Records from a dataset:
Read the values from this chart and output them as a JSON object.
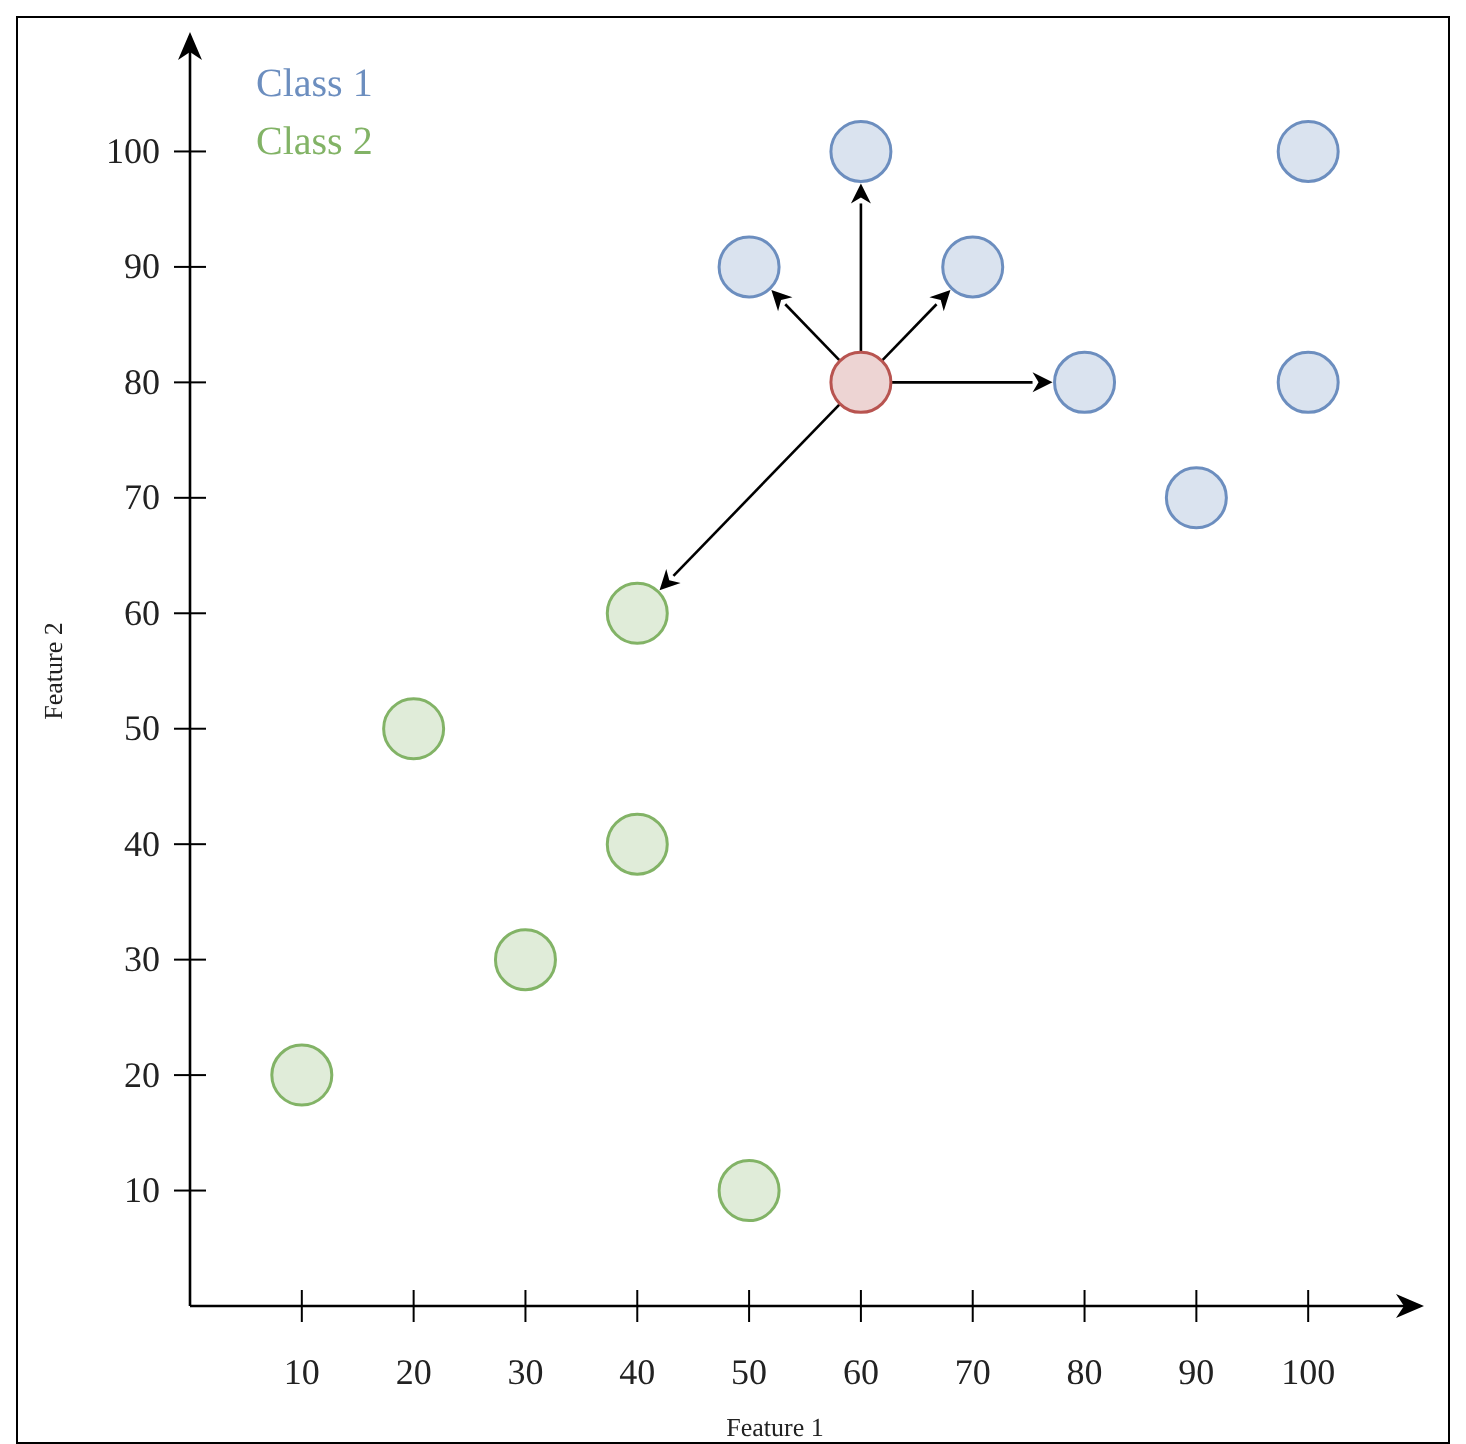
{
  "chart_data": {
    "type": "scatter",
    "xlabel": "Feature 1",
    "ylabel": "Feature 2",
    "xlim": [
      0,
      110
    ],
    "ylim": [
      0,
      110
    ],
    "xticks": [
      10,
      20,
      30,
      40,
      50,
      60,
      70,
      80,
      90,
      100
    ],
    "yticks": [
      10,
      20,
      30,
      40,
      50,
      60,
      70,
      80,
      90,
      100
    ],
    "grid": false,
    "legend": "top left",
    "marker": "circle",
    "series": [
      {
        "name": "Class 1",
        "color": "#6c8ebf",
        "x": [
          50,
          60,
          70,
          80,
          90,
          100,
          100
        ],
        "values": [
          90,
          100,
          90,
          80,
          70,
          100,
          80
        ]
      },
      {
        "name": "Class 2",
        "color": "#82b366",
        "x": [
          10,
          20,
          30,
          40,
          40,
          50
        ],
        "values": [
          20,
          50,
          30,
          40,
          60,
          10
        ]
      },
      {
        "color": "#b85450",
        "x": [
          60
        ],
        "values": [
          80
        ]
      }
    ]
  }
}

Brief:
Every line containing the string "color" must be listed.

Written response:
        "color": "#6c8ebf",
        "color": "#82b366",
        "color": "#b85450",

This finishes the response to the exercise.